◆ Task instructions: The records that follow are to be repeated exactly, with the pictures removed.

◆ Information given:
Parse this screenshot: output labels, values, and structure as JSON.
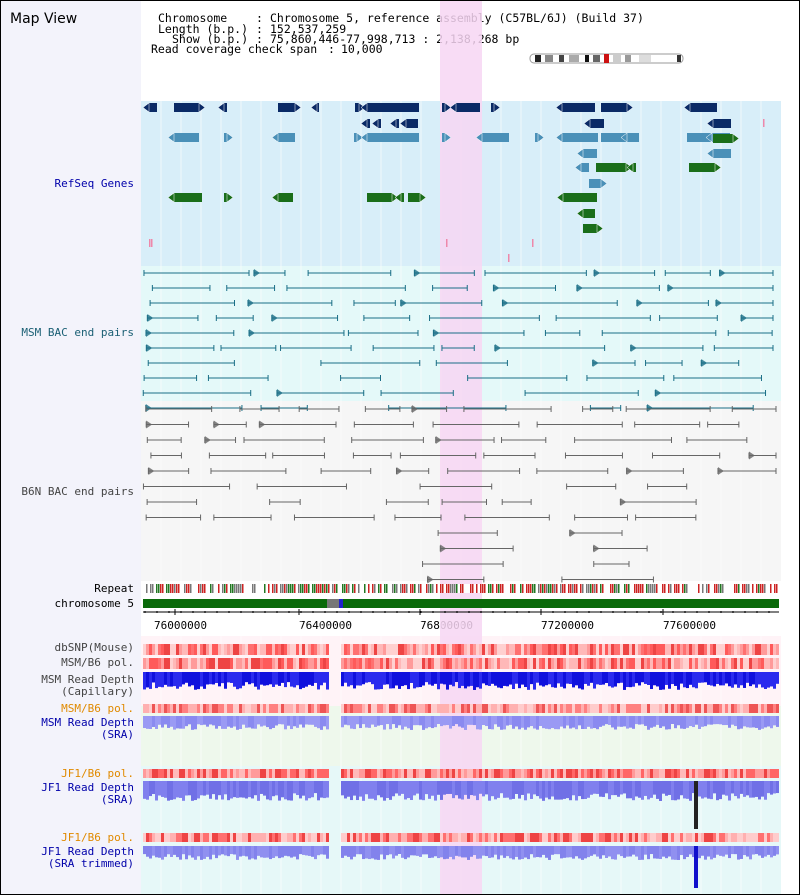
{
  "title": "Map View",
  "info": {
    "chromosome_label": "Chromosome",
    "chromosome_value": "Chromosome 5, reference assembly (C57BL/6J) (Build 37)",
    "length_label": "Length (b.p.)",
    "length_value": "152,537,259",
    "show_label": "Show (b.p.)",
    "show_value": "75,860,446-77,998,713 : 2,138,268 bp",
    "coverage_label": "Read coverage check span",
    "coverage_value": "10,000"
  },
  "tracks": {
    "refseq": "RefSeq Genes",
    "msm_bac": "MSM BAC end pairs",
    "b6n_bac": "B6N BAC end pairs",
    "repeat": "Repeat",
    "chromosome": "chromosome 5",
    "dbsnp": "dbSNP(Mouse)",
    "msm_b6_pol": "MSM/B6 pol.",
    "msm_depth_cap_1": "MSM Read Depth",
    "msm_depth_cap_2": "(Capillary)",
    "msm_b6_pol_2": "MSM/B6 pol.",
    "msm_depth_sra_1": "MSM Read Depth",
    "msm_depth_sra_2": "(SRA)",
    "jf1_pol": "JF1/B6 pol.",
    "jf1_depth_sra_1": "JF1 Read Depth",
    "jf1_depth_sra_2": "(SRA)",
    "jf1_pol_2": "JF1/B6 pol.",
    "jf1_depth_trim_1": "JF1 Read Depth",
    "jf1_depth_trim_2": "(SRA trimmed)"
  },
  "axis_ticks": [
    "76000000",
    "76400000",
    "76800000",
    "77200000",
    "77600000"
  ],
  "colors": {
    "refseq_bg": "#d8eef9",
    "msm_bg": "#e4f9f9",
    "b6n_bg": "#f6f6f6",
    "highlight": "#f7d6f3",
    "gene_dark": "#0a2a66",
    "gene_mid": "#4a90b8",
    "gene_green": "#1a6e1a",
    "msm_line": "#1a6e86",
    "b6n_line": "#666666",
    "chrom_green": "#0a6a0a",
    "depth_blue": "#1010dd",
    "depth_light": "#8a8af0",
    "pol_red": "#ee4444"
  }
}
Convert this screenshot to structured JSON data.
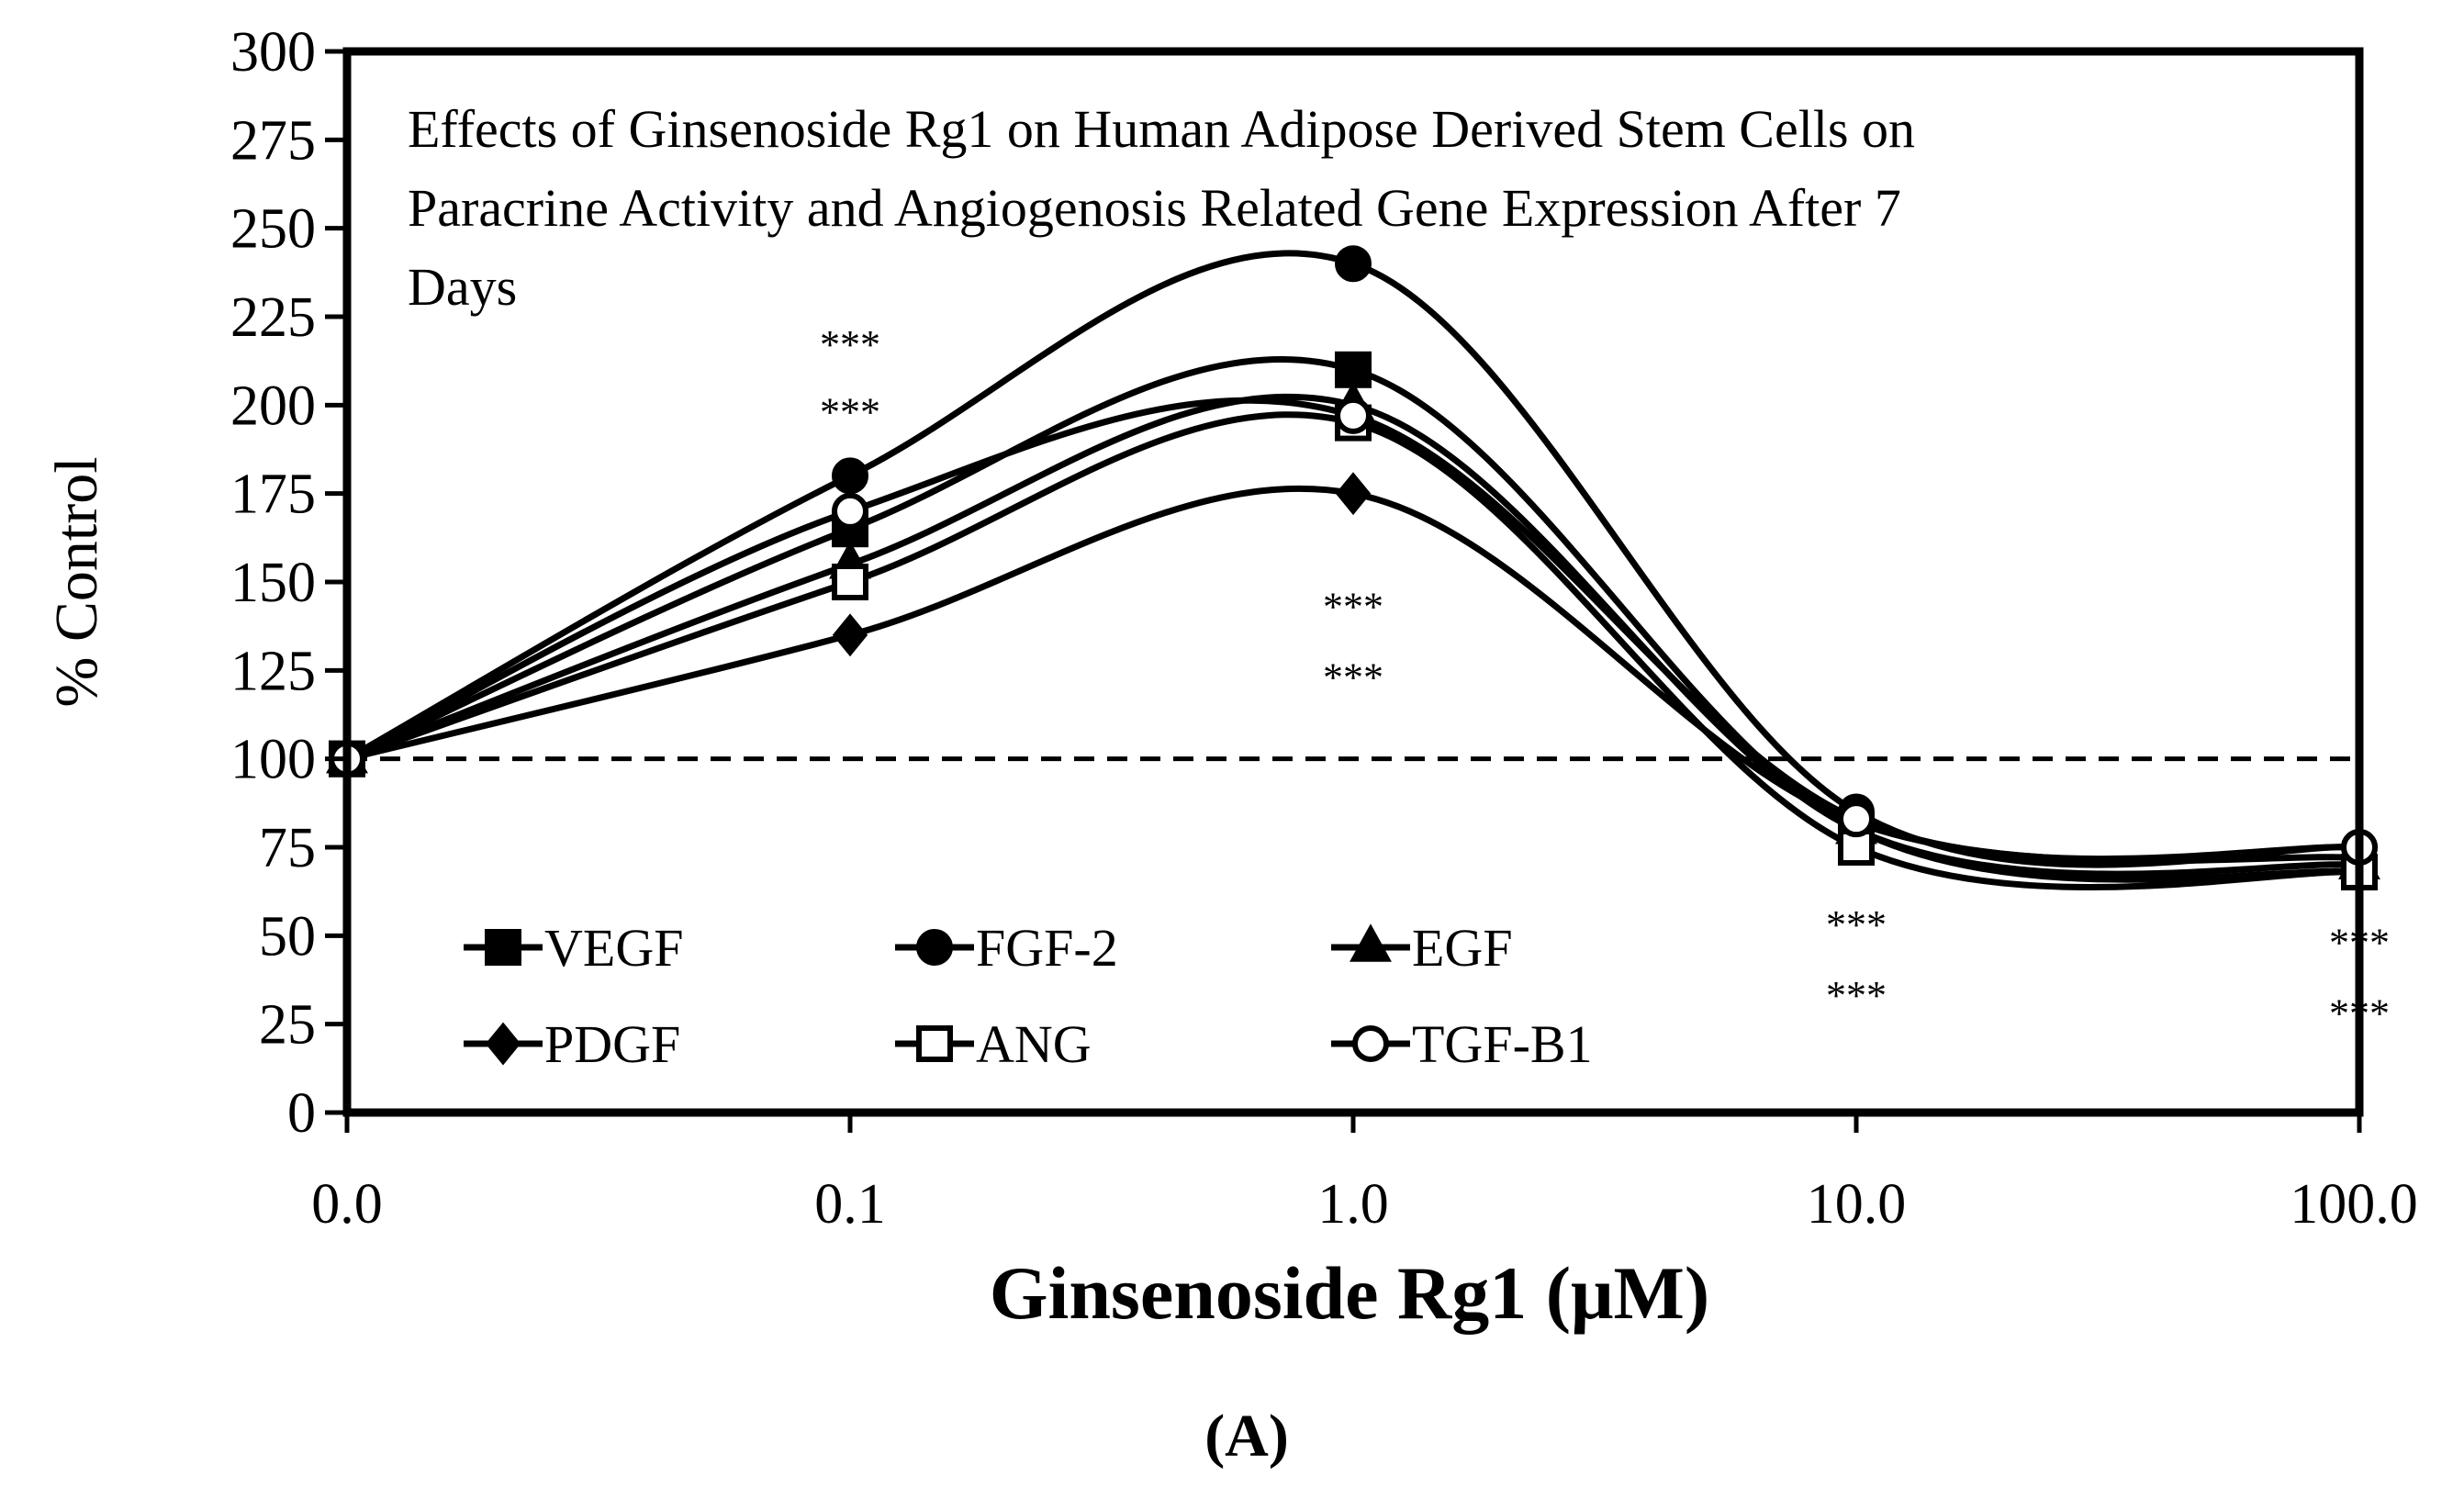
{
  "chart_data": {
    "type": "line",
    "title_lines": [
      "Effects of Ginsenoside Rg1 on Human Adipose Derived Stem Cells on",
      "Paracrine Activity and Angiogenosis Related Gene Expression After 7",
      "Days"
    ],
    "xlabel": "Ginsenoside Rg1 (μM)",
    "ylabel": "% Control",
    "panel_label": "(A)",
    "x_categories": [
      "0.0",
      "0.1",
      "1.0",
      "10.0",
      "100.0"
    ],
    "ylim": [
      0,
      300
    ],
    "y_ticks": [
      0,
      25,
      50,
      75,
      100,
      125,
      150,
      175,
      200,
      225,
      250,
      275,
      300
    ],
    "y_tick_labels": [
      "0",
      "25",
      "50",
      "75",
      "100",
      "125",
      "150",
      "175",
      "200",
      "225",
      "250",
      "275",
      "300"
    ],
    "reference_line": 100,
    "series": [
      {
        "name": "VEGF",
        "marker": "square-filled",
        "values": [
          100,
          165,
          210,
          80,
          68
        ]
      },
      {
        "name": "FGF-2",
        "marker": "circle-filled",
        "values": [
          100,
          180,
          240,
          85,
          75
        ]
      },
      {
        "name": "EGF",
        "marker": "triangle-filled",
        "values": [
          100,
          155,
          200,
          80,
          70
        ]
      },
      {
        "name": "PDGF",
        "marker": "diamond-filled",
        "values": [
          100,
          135,
          175,
          82,
          72
        ]
      },
      {
        "name": "ANG",
        "marker": "square-open",
        "values": [
          100,
          150,
          195,
          75,
          68
        ]
      },
      {
        "name": "TGF-B1",
        "marker": "circle-open",
        "values": [
          100,
          170,
          197,
          83,
          75
        ]
      }
    ],
    "annotations": [
      {
        "text": "***",
        "x_index": 1,
        "y": 219
      },
      {
        "text": "***",
        "x_index": 1,
        "y": 200
      },
      {
        "text": "***",
        "x_index": 2,
        "y": 145
      },
      {
        "text": "***",
        "x_index": 2,
        "y": 125
      },
      {
        "text": "***",
        "x_index": 3,
        "y": 55
      },
      {
        "text": "***",
        "x_index": 3,
        "y": 35
      },
      {
        "text": "***",
        "x_index": 4,
        "y": 50
      },
      {
        "text": "***",
        "x_index": 4,
        "y": 30
      }
    ],
    "legend_position": "bottom-left inside plot"
  }
}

◆ Exercise output:
Parse this screenshot: output labels, values, and structure as JSON.
{
  "title": "Map View",
  "info": {
    "chromosome_label": "Chromosome",
    "chromosome_value": "Chromosome 5, reference assembly (C57BL/6J) (Build 37)",
    "length_label": "Length (b.p.)",
    "length_value": "152,537,259",
    "show_label": "Show (b.p.)",
    "show_value": "75,860,446-77,998,713 : 2,138,268 bp",
    "coverage_label": "Read coverage check span",
    "coverage_value": "10,000"
  },
  "tracks": {
    "refseq": "RefSeq Genes",
    "msm_bac": "MSM BAC end pairs",
    "b6n_bac": "B6N BAC end pairs",
    "repeat": "Repeat",
    "chromosome": "chromosome 5",
    "dbsnp": "dbSNP(Mouse)",
    "msm_b6_pol": "MSM/B6 pol.",
    "msm_depth_cap_1": "MSM Read Depth",
    "msm_depth_cap_2": "(Capillary)",
    "msm_b6_pol_2": "MSM/B6 pol.",
    "msm_depth_sra_1": "MSM Read Depth",
    "msm_depth_sra_2": "(SRA)",
    "jf1_pol": "JF1/B6 pol.",
    "jf1_depth_sra_1": "JF1 Read Depth",
    "jf1_depth_sra_2": "(SRA)",
    "jf1_pol_2": "JF1/B6 pol.",
    "jf1_depth_trim_1": "JF1 Read Depth",
    "jf1_depth_trim_2": "(SRA trimmed)"
  },
  "axis_ticks": [
    "76000000",
    "76400000",
    "76800000",
    "77200000",
    "77600000"
  ],
  "colors": {
    "refseq_bg": "#d8eef9",
    "msm_bg": "#e4f9f9",
    "b6n_bg": "#f6f6f6",
    "highlight": "#f7d6f3",
    "gene_dark": "#0a2a66",
    "gene_mid": "#4a90b8",
    "gene_green": "#1a6e1a",
    "msm_line": "#1a6e86",
    "b6n_line": "#666666",
    "chrom_green": "#0a6a0a",
    "depth_blue": "#1010dd",
    "depth_light": "#8a8af0",
    "pol_red": "#ee4444"
  }
}
Convert this screenshot to structured JSON data.
{
  "chart_data": {
    "type": "line",
    "title_lines": [
      "Effects of Ginsenoside Rg1 on Human Adipose Derived Stem Cells on",
      "Paracrine Activity and Angiogenosis Related Gene Expression After 7",
      "Days"
    ],
    "xlabel": "Ginsenoside Rg1 (μM)",
    "ylabel": "% Control",
    "panel_label": "(A)",
    "x_categories": [
      "0.0",
      "0.1",
      "1.0",
      "10.0",
      "100.0"
    ],
    "ylim": [
      0,
      300
    ],
    "y_ticks": [
      0,
      25,
      50,
      75,
      100,
      125,
      150,
      175,
      200,
      225,
      250,
      275,
      300
    ],
    "y_tick_labels": [
      "0",
      "25",
      "50",
      "75",
      "100",
      "125",
      "150",
      "175",
      "200",
      "225",
      "250",
      "275",
      "300"
    ],
    "reference_line": 100,
    "series": [
      {
        "name": "VEGF",
        "marker": "square-filled",
        "values": [
          100,
          165,
          210,
          80,
          68
        ]
      },
      {
        "name": "FGF-2",
        "marker": "circle-filled",
        "values": [
          100,
          180,
          240,
          85,
          75
        ]
      },
      {
        "name": "EGF",
        "marker": "triangle-filled",
        "values": [
          100,
          155,
          200,
          80,
          70
        ]
      },
      {
        "name": "PDGF",
        "marker": "diamond-filled",
        "values": [
          100,
          135,
          175,
          82,
          72
        ]
      },
      {
        "name": "ANG",
        "marker": "square-open",
        "values": [
          100,
          150,
          195,
          75,
          68
        ]
      },
      {
        "name": "TGF-B1",
        "marker": "circle-open",
        "values": [
          100,
          170,
          197,
          83,
          75
        ]
      }
    ],
    "annotations": [
      {
        "text": "***",
        "x_index": 1,
        "y": 219
      },
      {
        "text": "***",
        "x_index": 1,
        "y": 200
      },
      {
        "text": "***",
        "x_index": 2,
        "y": 145
      },
      {
        "text": "***",
        "x_index": 2,
        "y": 125
      },
      {
        "text": "***",
        "x_index": 3,
        "y": 55
      },
      {
        "text": "***",
        "x_index": 3,
        "y": 35
      },
      {
        "text": "***",
        "x_index": 4,
        "y": 50
      },
      {
        "text": "***",
        "x_index": 4,
        "y": 30
      }
    ],
    "legend_position": "bottom-left inside plot"
  }
}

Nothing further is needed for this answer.